[Dataset items]

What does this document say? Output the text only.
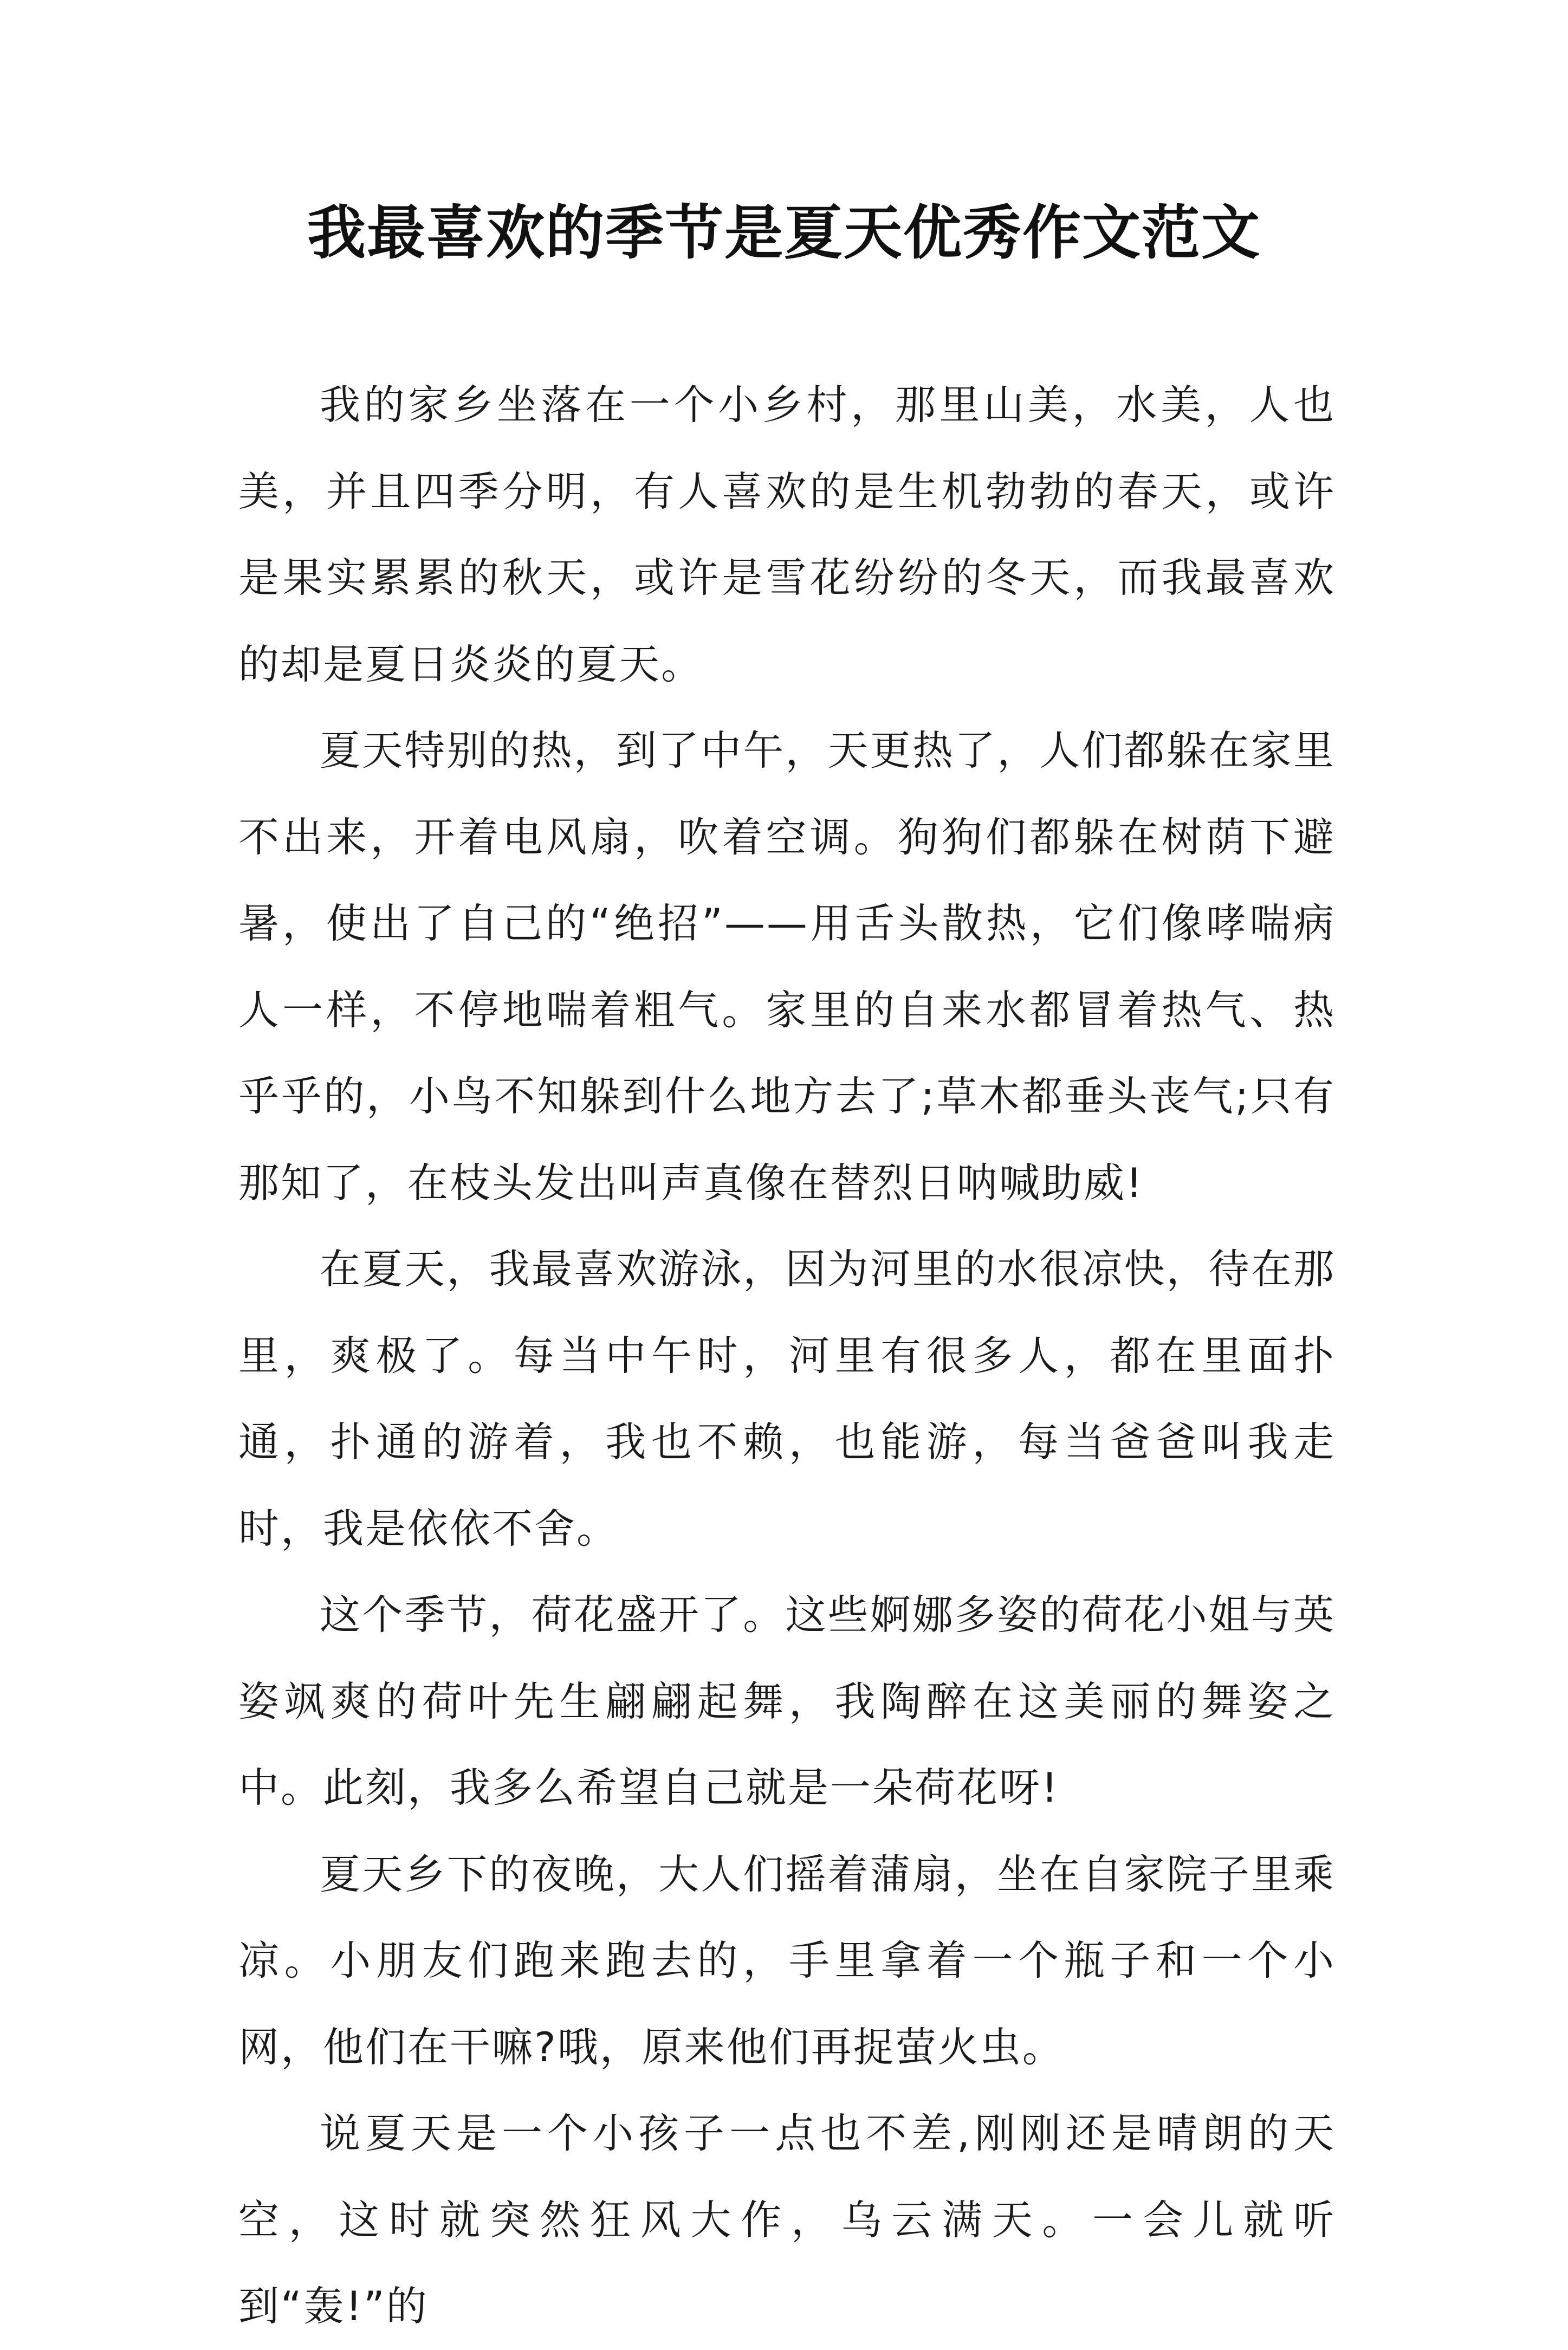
我最喜欢的季节是夏天优秀作文范文

我的家乡坐落在一个小乡村，那里山美，水美，人也美，并且四季分明，有人喜欢的是生机勃勃的春天，或许是果实累累的秋天，或许是雪花纷纷的冬天，而我最喜欢的却是夏日炎炎的夏天。

夏天特别的热，到了中午，天更热了，人们都躲在家里不出来，开着电风扇，吹着空调。狗狗们都躲在树荫下避暑，使出了自己的“绝招”——用舌头散热，它们像哮喘病人一样，不停地喘着粗气。家里的自来水都冒着热气、热乎乎的，小鸟不知躲到什么地方去了;草木都垂头丧气;只有那知了，在枝头发出叫声真像在替烈日呐喊助威!

在夏天，我最喜欢游泳，因为河里的水很凉快，待在那里，爽极了。每当中午时，河里有很多人，都在里面扑通，扑通的游着，我也不赖，也能游，每当爸爸叫我走时，我是依依不舍。

这个季节，荷花盛开了。这些婀娜多姿的荷花小姐与英姿飒爽的荷叶先生翩翩起舞，我陶醉在这美丽的舞姿之中。此刻，我多么希望自己就是一朵荷花呀!

夏天乡下的夜晚，大人们摇着蒲扇，坐在自家院子里乘凉。小朋友们跑来跑去的，手里拿着一个瓶子和一个小网，他们在干嘛?哦，原来他们再捉萤火虫。

说夏天是一个小孩子一点也不差,刚刚还是晴朗的天空，这时就突然狂风大作，乌云满天。一会儿就听到“轰!”的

# [WRITTEN PROBLEM]
Copy the listing exactly. Any image in it stays out of the copy.

# [COMPLETE ANSWER]
What does this document say? Output the text only.
我最喜欢的季节是夏天优秀作文范文

我的家乡坐落在一个小乡村，那里山美，水美，人也美，并且四季分明，有人喜欢的是生机勃勃的春天，或许是果实累累的秋天，或许是雪花纷纷的冬天，而我最喜欢的却是夏日炎炎的夏天。

夏天特别的热，到了中午，天更热了，人们都躲在家里不出来，开着电风扇，吹着空调。狗狗们都躲在树荫下避暑，使出了自己的“绝招”——用舌头散热，它们像哮喘病人一样，不停地喘着粗气。家里的自来水都冒着热气、热乎乎的，小鸟不知躲到什么地方去了;草木都垂头丧气;只有那知了，在枝头发出叫声真像在替烈日呐喊助威!

在夏天，我最喜欢游泳，因为河里的水很凉快，待在那里，爽极了。每当中午时，河里有很多人，都在里面扑通，扑通的游着，我也不赖，也能游，每当爸爸叫我走时，我是依依不舍。

这个季节，荷花盛开了。这些婀娜多姿的荷花小姐与英姿飒爽的荷叶先生翩翩起舞，我陶醉在这美丽的舞姿之中。此刻，我多么希望自己就是一朵荷花呀!

夏天乡下的夜晚，大人们摇着蒲扇，坐在自家院子里乘凉。小朋友们跑来跑去的，手里拿着一个瓶子和一个小网，他们在干嘛?哦，原来他们再捉萤火虫。

说夏天是一个小孩子一点也不差,刚刚还是晴朗的天空，这时就突然狂风大作，乌云满天。一会儿就听到“轰!”的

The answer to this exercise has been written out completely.